(Extracted records)

◇ ◇ ◇

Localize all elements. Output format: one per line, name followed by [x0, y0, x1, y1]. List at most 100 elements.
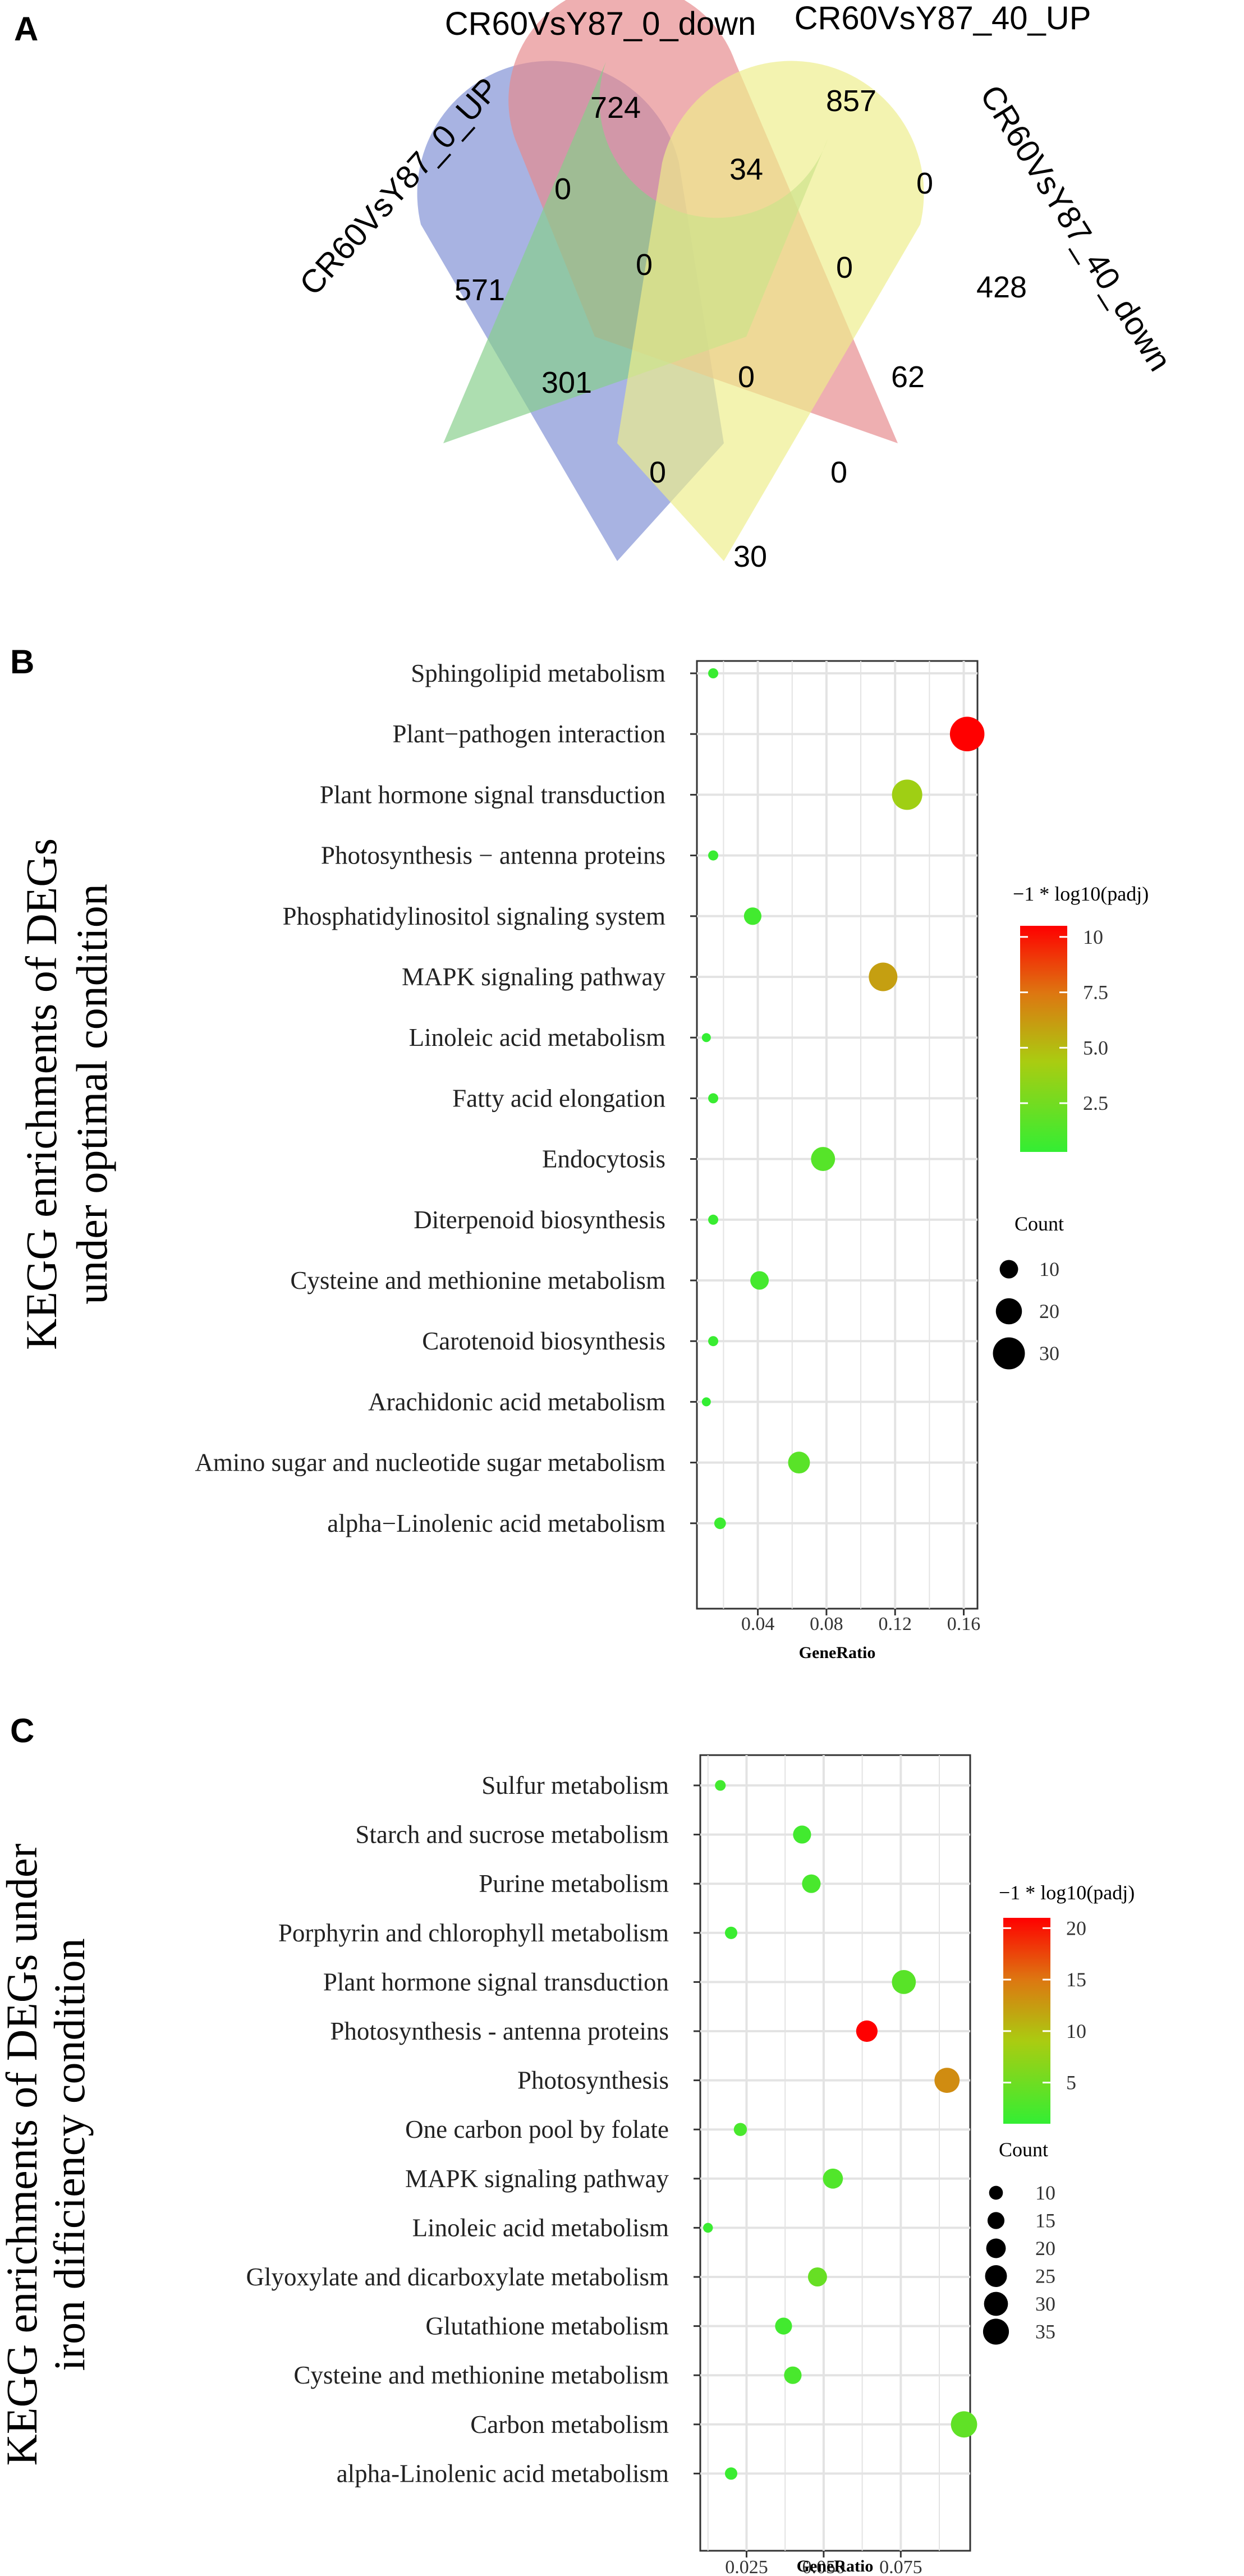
x-tick-label: 0.04 — [741, 1614, 775, 1634]
size-legend-dot — [989, 2185, 1003, 2200]
data-point — [784, 2366, 802, 2384]
color-legend-title-c: −1 * log10(padj) — [999, 1881, 1135, 1904]
ylabel-b-line1: KEGG enrichments of DEGs — [17, 838, 66, 1350]
data-point — [892, 779, 922, 810]
colorbar-labels-b: 2.5 5.0 7.5 10 — [1083, 926, 1108, 1114]
venn-count-0up-0down-40down: 0 — [830, 456, 847, 489]
venn-count-40-up-only: 857 — [826, 84, 876, 118]
data-point — [701, 1033, 711, 1043]
data-points-b — [701, 668, 985, 1530]
category-label: Diterpenoid biosynthesis — [414, 1206, 665, 1234]
size-legend-label: 10 — [1039, 1258, 1059, 1280]
x-tick-label: 0.12 — [878, 1614, 912, 1634]
category-label: Purine metabolism — [479, 1870, 669, 1898]
data-point — [708, 1214, 719, 1225]
size-legend-dot — [993, 1337, 1025, 1370]
category-label: Photosynthesis − antenna proteins — [321, 842, 665, 870]
color-legend-c: −1 * log10(padj) 5 10 15 20 — [999, 1881, 1135, 2124]
category-label: Cysteine and methionine metabolism — [290, 1266, 665, 1294]
venn-count-0down-40down: 62 — [891, 360, 925, 394]
panel-letter-a: A — [14, 10, 38, 48]
category-label: One carbon pool by folate — [405, 2115, 669, 2143]
category-label: Sphingolipid metabolism — [411, 659, 665, 687]
size-legend-dot — [999, 1260, 1018, 1279]
category-label: Fatty acid elongation — [452, 1084, 665, 1112]
category-label: Plant hormone signal transduction — [323, 1968, 669, 1996]
data-point — [708, 668, 719, 679]
data-point — [823, 2168, 843, 2189]
size-legend-dots-c — [983, 2185, 1009, 2345]
size-legend-dots-b — [993, 1260, 1025, 1370]
size-legend-b: Count 10 20 30 — [993, 1213, 1064, 1370]
category-label: Plant hormone signal transduction — [320, 780, 665, 809]
data-point — [934, 2068, 960, 2093]
venn-set-40-up — [443, 62, 828, 443]
category-label: alpha-Linolenic acid metabolism — [337, 2459, 669, 2487]
kegg-dotplot-iron-deficiency: KEGG enrichments of DEGs under iron difi… — [0, 1754, 1135, 2576]
x-gridlines-b — [723, 661, 965, 1609]
x-ticks-b — [757, 1609, 965, 1615]
category-label: Photosynthesis — [517, 2067, 669, 2095]
data-point — [743, 907, 761, 925]
venn-set-label-0-down: CR60VsY87_0_down — [445, 6, 756, 42]
x-ticks-c — [745, 2551, 902, 2557]
venn-count-0up-40up: 301 — [541, 366, 592, 400]
x-tick-label: 0.08 — [810, 1614, 843, 1634]
data-point — [949, 717, 985, 751]
venn-set-40-down — [617, 61, 924, 562]
venn-count-40up-40down: 0 — [916, 167, 933, 200]
data-point — [802, 1874, 821, 1893]
colorbar-tick-label: 15 — [1066, 1968, 1086, 1991]
venn-count-0down-40up: 34 — [729, 153, 763, 186]
venn-set-label-40-up: CR60VsY87_40_UP — [795, 0, 1091, 36]
ylabel-b-line2: under optimal condition — [67, 884, 116, 1305]
category-label: Glutathione metabolism — [425, 2312, 669, 2340]
category-label: MAPK signaling pathway — [402, 963, 665, 991]
size-legend-label: 35 — [1035, 2321, 1055, 2343]
size-legend-label: 25 — [1035, 2265, 1055, 2288]
colorbar-ticks-b — [1020, 936, 1067, 1104]
category-label: Glyoxylate and dicarboxylate metabolism — [246, 2263, 669, 2291]
x-tick-label: 0.050 — [802, 2557, 846, 2576]
data-point — [951, 2411, 977, 2438]
category-label: MAPK signaling pathway — [405, 2165, 669, 2193]
size-legend-labels-c: 10 15 20 25 30 35 — [1035, 2182, 1055, 2343]
data-point — [708, 1336, 719, 1347]
y-gridlines-b — [697, 672, 977, 1525]
venn-diagram: CR60VsY87_0_UP CR60VsY87_0_down CR60VsY8… — [292, 0, 1178, 573]
category-label: Carbon metabolism — [470, 2410, 669, 2439]
colorbar-b — [1020, 926, 1067, 1152]
ylabel-c-line2: iron dificiency condition — [45, 1938, 94, 2371]
plot-panel-b — [696, 660, 979, 1610]
colorbar-tick-label: 2.5 — [1083, 1092, 1108, 1114]
category-label: Cysteine and methionine metabolism — [293, 2361, 669, 2389]
venn-count-0-up-only: 571 — [455, 273, 505, 307]
size-legend-dot — [986, 2238, 1006, 2258]
category-label: Amino sugar and nucleotide sugar metabol… — [195, 1449, 665, 1477]
x-tick-labels-c: 0.025 0.050 0.075 — [725, 2557, 922, 2576]
size-legend-label: 20 — [1035, 2237, 1055, 2260]
data-point — [708, 1093, 719, 1104]
data-point — [724, 2467, 738, 2480]
ylabel-c-line1: KEGG enrichments of DEGs under — [0, 1843, 46, 2465]
size-legend-dot — [985, 2265, 1007, 2287]
color-legend-b: −1 * log10(padj) 2.5 5.0 7.5 10 — [1013, 883, 1149, 1152]
data-points-c — [703, 1780, 977, 2480]
size-legend-title-c: Count — [999, 2138, 1048, 2161]
size-legend-label: 15 — [1035, 2210, 1055, 2232]
data-point — [811, 1147, 836, 1172]
venn-count-0up-0down-40up: 0 — [636, 248, 653, 282]
data-point — [701, 1397, 711, 1407]
size-legend-dot — [995, 1298, 1022, 1325]
color-legend-title-b: −1 * log10(padj) — [1013, 883, 1149, 905]
data-point — [793, 1825, 811, 1844]
data-point — [715, 1780, 726, 1791]
colorbar-tick-label: 10 — [1066, 2020, 1086, 2042]
venn-count-0-down-only: 724 — [590, 91, 641, 125]
plot-panel-c — [699, 1754, 971, 2552]
x-axis-title-c: GeneRatio — [797, 2557, 874, 2575]
colorbar-tick-label: 5 — [1066, 2072, 1076, 2094]
size-legend-c: Count 10 15 20 25 30 35 — [983, 2138, 1055, 2345]
size-legend-labels-b: 10 20 30 — [1039, 1258, 1059, 1365]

◇ ◇ ◇

Aim of the task: Down to the last line, return the entries above exactly, with no pictures.

Written solution:
Localize all elements. Output format: one per line, name followed by [x0, y0, x1, y1]. List at most 100 elements.
x-tick-label: 0.04 — [741, 1614, 775, 1634]
size-legend-dot — [989, 2185, 1003, 2200]
data-point — [784, 2366, 802, 2384]
color-legend-title-c: −1 * log10(padj) — [999, 1881, 1135, 1904]
ylabel-b-line1: KEGG enrichments of DEGs — [17, 838, 66, 1350]
data-point — [892, 779, 922, 810]
colorbar-labels-b: 2.5 5.0 7.5 10 — [1083, 926, 1108, 1114]
venn-count-0up-0down-40down: 0 — [830, 456, 847, 489]
venn-count-40-up-only: 857 — [826, 84, 876, 118]
data-point — [701, 1033, 711, 1043]
data-points-b — [701, 668, 985, 1530]
category-label: Diterpenoid biosynthesis — [414, 1206, 665, 1234]
size-legend-label: 10 — [1039, 1258, 1059, 1280]
x-tick-label: 0.12 — [878, 1614, 912, 1634]
category-label: Purine metabolism — [479, 1870, 669, 1898]
data-point — [708, 1214, 719, 1225]
size-legend-dot — [993, 1337, 1025, 1370]
category-label: Photosynthesis − antenna proteins — [321, 842, 665, 870]
color-legend-c: −1 * log10(padj) 5 10 15 20 — [999, 1881, 1135, 2124]
category-label: Cysteine and methionine metabolism — [290, 1266, 665, 1294]
venn-count-0down-40down: 62 — [891, 360, 925, 394]
panel-letter-a: A — [14, 10, 38, 48]
category-label: One carbon pool by folate — [405, 2115, 669, 2143]
category-label: Sphingolipid metabolism — [411, 659, 665, 687]
size-legend-dot — [999, 1260, 1018, 1279]
category-label: Fatty acid elongation — [452, 1084, 665, 1112]
category-label: Plant hormone signal transduction — [323, 1968, 669, 1996]
data-point — [708, 668, 719, 679]
data-point — [823, 2168, 843, 2189]
size-legend-dots-c — [983, 2185, 1009, 2345]
size-legend-dots-b — [993, 1260, 1025, 1370]
size-legend-b: Count 10 20 30 — [993, 1213, 1064, 1370]
category-label: Plant hormone signal transduction — [320, 780, 665, 809]
data-point — [934, 2068, 960, 2093]
venn-set-40-up — [443, 62, 828, 443]
category-label: alpha-Linolenic acid metabolism — [337, 2459, 669, 2487]
kegg-dotplot-iron-deficiency: KEGG enrichments of DEGs under iron difi… — [0, 1754, 1135, 2576]
x-gridlines-b — [723, 661, 965, 1609]
x-ticks-b — [757, 1609, 965, 1615]
category-label: Photosynthesis — [517, 2067, 669, 2095]
data-point — [743, 907, 761, 925]
venn-set-label-0-down: CR60VsY87_0_down — [445, 6, 756, 42]
x-ticks-c — [745, 2551, 902, 2557]
venn-count-0up-40up: 301 — [541, 366, 592, 400]
x-tick-label: 0.08 — [810, 1614, 843, 1634]
data-point — [949, 717, 985, 751]
venn-set-40-down — [617, 61, 924, 562]
venn-count-40up-40down: 0 — [916, 167, 933, 200]
data-point — [802, 1874, 821, 1893]
colorbar-tick-label: 15 — [1066, 1968, 1086, 1991]
venn-count-0down-40up: 34 — [729, 153, 763, 186]
venn-set-label-40-up: CR60VsY87_40_UP — [795, 0, 1091, 36]
ylabel-b-line2: under optimal condition — [67, 884, 116, 1305]
category-label: Glutathione metabolism — [425, 2312, 669, 2340]
category-label: MAPK signaling pathway — [402, 963, 665, 991]
size-legend-label: 35 — [1035, 2321, 1055, 2343]
size-legend-label: 25 — [1035, 2265, 1055, 2288]
colorbar-ticks-b — [1020, 936, 1067, 1104]
category-label: Glyoxylate and dicarboxylate metabolism — [246, 2263, 669, 2291]
x-tick-label: 0.050 — [802, 2557, 846, 2576]
data-point — [951, 2411, 977, 2438]
category-label: MAPK signaling pathway — [405, 2165, 669, 2193]
size-legend-labels-c: 10 15 20 25 30 35 — [1035, 2182, 1055, 2343]
data-point — [708, 1336, 719, 1347]
y-gridlines-b — [697, 672, 977, 1525]
venn-diagram: CR60VsY87_0_UP CR60VsY87_0_down CR60VsY8… — [292, 0, 1178, 573]
category-label: Carbon metabolism — [470, 2410, 669, 2439]
colorbar-b — [1020, 926, 1067, 1152]
ylabel-c-line2: iron dificiency condition — [45, 1938, 94, 2371]
plot-panel-b — [696, 660, 979, 1610]
colorbar-tick-label: 2.5 — [1083, 1092, 1108, 1114]
category-label: Cysteine and methionine metabolism — [293, 2361, 669, 2389]
venn-count-0-up-only: 571 — [455, 273, 505, 307]
size-legend-dot — [986, 2238, 1006, 2258]
category-label: Amino sugar and nucleotide sugar metabol… — [195, 1449, 665, 1477]
x-tick-labels-c: 0.025 0.050 0.075 — [725, 2557, 922, 2576]
size-legend-label: 20 — [1035, 2237, 1055, 2260]
data-point — [708, 1093, 719, 1104]
data-point — [724, 2467, 738, 2480]
ylabel-c-line1: KEGG enrichments of DEGs under — [0, 1843, 46, 2465]
size-legend-dot — [985, 2265, 1007, 2287]
color-legend-b: −1 * log10(padj) 2.5 5.0 7.5 10 — [1013, 883, 1149, 1152]
data-points-c — [703, 1780, 977, 2480]
size-legend-title-c: Count — [999, 2138, 1048, 2161]
size-legend-label: 15 — [1035, 2210, 1055, 2232]
data-point — [811, 1147, 836, 1172]
venn-count-0up-0down-40up: 0 — [636, 248, 653, 282]
data-point — [701, 1397, 711, 1407]
size-legend-dot — [995, 1298, 1022, 1325]
color-legend-title-b: −1 * log10(padj) — [1013, 883, 1149, 905]
data-point — [793, 1825, 811, 1844]
data-point — [715, 1780, 726, 1791]
colorbar-tick-label: 10 — [1066, 2020, 1086, 2042]
venn-count-0-down-only: 724 — [590, 91, 641, 125]
plot-panel-c — [699, 1754, 971, 2552]
x-axis-title-c: GeneRatio — [797, 2557, 874, 2575]
colorbar-tick-label: 5 — [1066, 2072, 1076, 2094]
size-legend-c: Count 10 15 20 25 30 35 — [983, 2138, 1055, 2345]
size-legend-labels-b: 10 20 30 — [1039, 1258, 1059, 1365]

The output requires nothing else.